● The problem: Exactly as they appear, output all of the records. Skip any images.

● Entries taken from a collection:
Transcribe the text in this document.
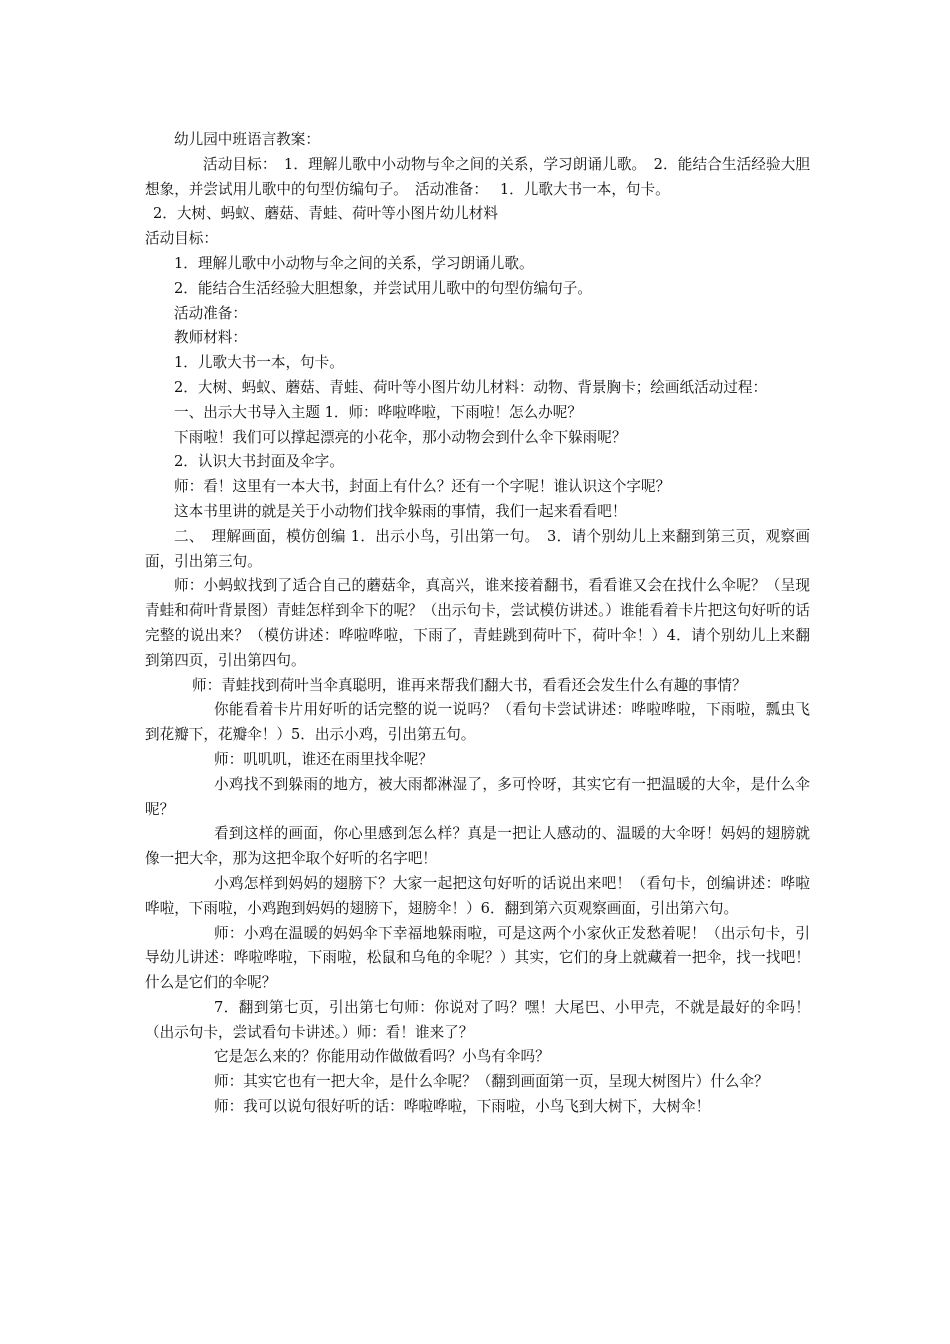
幼儿园中班语言教案：

活动目标：　1．理解儿歌中小动物与伞之间的关系，学习朗诵儿歌。　2．能结合生活经验大胆想象，并尝试用儿歌中的句型仿编句子。　活动准备：　 1．儿歌大书一本，句卡。

2．大树、蚂蚁、蘑菇、青蛙、荷叶等小图片幼儿材料

活动目标：

1．理解儿歌中小动物与伞之间的关系，学习朗诵儿歌。

2．能结合生活经验大胆想象，并尝试用儿歌中的句型仿编句子。

活动准备：

教师材料：

1．儿歌大书一本，句卡。

2．大树、蚂蚁、蘑菇、青蛙、荷叶等小图片幼儿材料：动物、背景胸卡；绘画纸活动过程：

一、出示大书导入主题 1．师：哗啦哗啦，下雨啦！怎么办呢？

下雨啦！我们可以撑起漂亮的小花伞，那小动物会到什么伞下躲雨呢？

2．认识大书封面及伞字。

师：看！这里有一本大书，封面上有什么？还有一个字呢！谁认识这个字呢？

这本书里讲的就是关于小动物们找伞躲雨的事情，我们一起来看看吧！

二、　理解画面，模仿创编 1．出示小鸟，引出第一句。　3．请个别幼儿上来翻到第三页，观察画面，引出第三句。

师：小蚂蚁找到了适合自己的蘑菇伞，真高兴，谁来接着翻书，看看谁又会在找什么伞呢？（呈现青蛙和荷叶背景图）青蛙怎样到伞下的呢？（出示句卡，尝试模仿讲述。）谁能看着卡片把这句好听的话完整的说出来？（模仿讲述：哗啦哗啦，下雨了，青蛙跳到荷叶下，荷叶伞！）4．请个别幼儿上来翻到第四页，引出第四句。

师：青蛙找到荷叶当伞真聪明，谁再来帮我们翻大书，看看还会发生什么有趣的事情？

你能看着卡片用好听的话完整的说一说吗？（看句卡尝试讲述：哗啦哗啦，下雨啦，瓢虫飞到花瓣下，花瓣伞！）5．出示小鸡，引出第五句。

师：叽叽叽，谁还在雨里找伞呢？

小鸡找不到躲雨的地方，被大雨都淋湿了，多可怜呀，其实它有一把温暖的大伞，是什么伞呢？

看到这样的画面，你心里感到怎么样？真是一把让人感动的、温暖的大伞呀！妈妈的翅膀就像一把大伞，那为这把伞取个好听的名字吧！

小鸡怎样到妈妈的翅膀下？大家一起把这句好听的话说出来吧！（看句卡，创编讲述：哗啦哗啦，下雨啦，小鸡跑到妈妈的翅膀下，翅膀伞！）6．翻到第六页观察画面，引出第六句。

师：小鸡在温暖的妈妈伞下幸福地躲雨啦，可是这两个小家伙正发愁着呢！（出示句卡，引导幼儿讲述：哗啦哗啦，下雨啦，松鼠和乌龟的伞呢？）其实，它们的身上就藏着一把伞，找一找吧！什么是它们的伞呢？

7．翻到第七页，引出第七句师：你说对了吗？嘿！大尾巴、小甲壳，不就是最好的伞吗！（出示句卡，尝试看句卡讲述。）师：看！谁来了？

它是怎么来的？你能用动作做做看吗？小鸟有伞吗？

师：其实它也有一把大伞，是什么伞呢？（翻到画面第一页，呈现大树图片）什么伞？

师：我可以说句很好听的话：哗啦哗啦，下雨啦，小鸟飞到大树下，大树伞！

● Solution for this problem:
Transcribe the text in this document.
幼儿园中班语言教案：

活动目标：　1．理解儿歌中小动物与伞之间的关系，学习朗诵儿歌。　2．能结合生活经验大胆想象，并尝试用儿歌中的句型仿编句子。　活动准备：　 1．儿歌大书一本，句卡。

2．大树、蚂蚁、蘑菇、青蛙、荷叶等小图片幼儿材料

活动目标：

1．理解儿歌中小动物与伞之间的关系，学习朗诵儿歌。

2．能结合生活经验大胆想象，并尝试用儿歌中的句型仿编句子。

活动准备：

教师材料：

1．儿歌大书一本，句卡。

2．大树、蚂蚁、蘑菇、青蛙、荷叶等小图片幼儿材料：动物、背景胸卡；绘画纸活动过程：

一、出示大书导入主题 1．师：哗啦哗啦，下雨啦！怎么办呢？

下雨啦！我们可以撑起漂亮的小花伞，那小动物会到什么伞下躲雨呢？

2．认识大书封面及伞字。

师：看！这里有一本大书，封面上有什么？还有一个字呢！谁认识这个字呢？

这本书里讲的就是关于小动物们找伞躲雨的事情，我们一起来看看吧！

二、　理解画面，模仿创编 1．出示小鸟，引出第一句。　3．请个别幼儿上来翻到第三页，观察画面，引出第三句。

师：小蚂蚁找到了适合自己的蘑菇伞，真高兴，谁来接着翻书，看看谁又会在找什么伞呢？（呈现青蛙和荷叶背景图）青蛙怎样到伞下的呢？（出示句卡，尝试模仿讲述。）谁能看着卡片把这句好听的话完整的说出来？（模仿讲述：哗啦哗啦，下雨了，青蛙跳到荷叶下，荷叶伞！）4．请个别幼儿上来翻到第四页，引出第四句。

师：青蛙找到荷叶当伞真聪明，谁再来帮我们翻大书，看看还会发生什么有趣的事情？

你能看着卡片用好听的话完整的说一说吗？（看句卡尝试讲述：哗啦哗啦，下雨啦，瓢虫飞到花瓣下，花瓣伞！）5．出示小鸡，引出第五句。

师：叽叽叽，谁还在雨里找伞呢？

小鸡找不到躲雨的地方，被大雨都淋湿了，多可怜呀，其实它有一把温暖的大伞，是什么伞呢？

看到这样的画面，你心里感到怎么样？真是一把让人感动的、温暖的大伞呀！妈妈的翅膀就像一把大伞，那为这把伞取个好听的名字吧！

小鸡怎样到妈妈的翅膀下？大家一起把这句好听的话说出来吧！（看句卡，创编讲述：哗啦哗啦，下雨啦，小鸡跑到妈妈的翅膀下，翅膀伞！）6．翻到第六页观察画面，引出第六句。

师：小鸡在温暖的妈妈伞下幸福地躲雨啦，可是这两个小家伙正发愁着呢！（出示句卡，引导幼儿讲述：哗啦哗啦，下雨啦，松鼠和乌龟的伞呢？）其实，它们的身上就藏着一把伞，找一找吧！什么是它们的伞呢？

7．翻到第七页，引出第七句师：你说对了吗？嘿！大尾巴、小甲壳，不就是最好的伞吗！（出示句卡，尝试看句卡讲述。）师：看！谁来了？

它是怎么来的？你能用动作做做看吗？小鸟有伞吗？

师：其实它也有一把大伞，是什么伞呢？（翻到画面第一页，呈现大树图片）什么伞？

师：我可以说句很好听的话：哗啦哗啦，下雨啦，小鸟飞到大树下，大树伞！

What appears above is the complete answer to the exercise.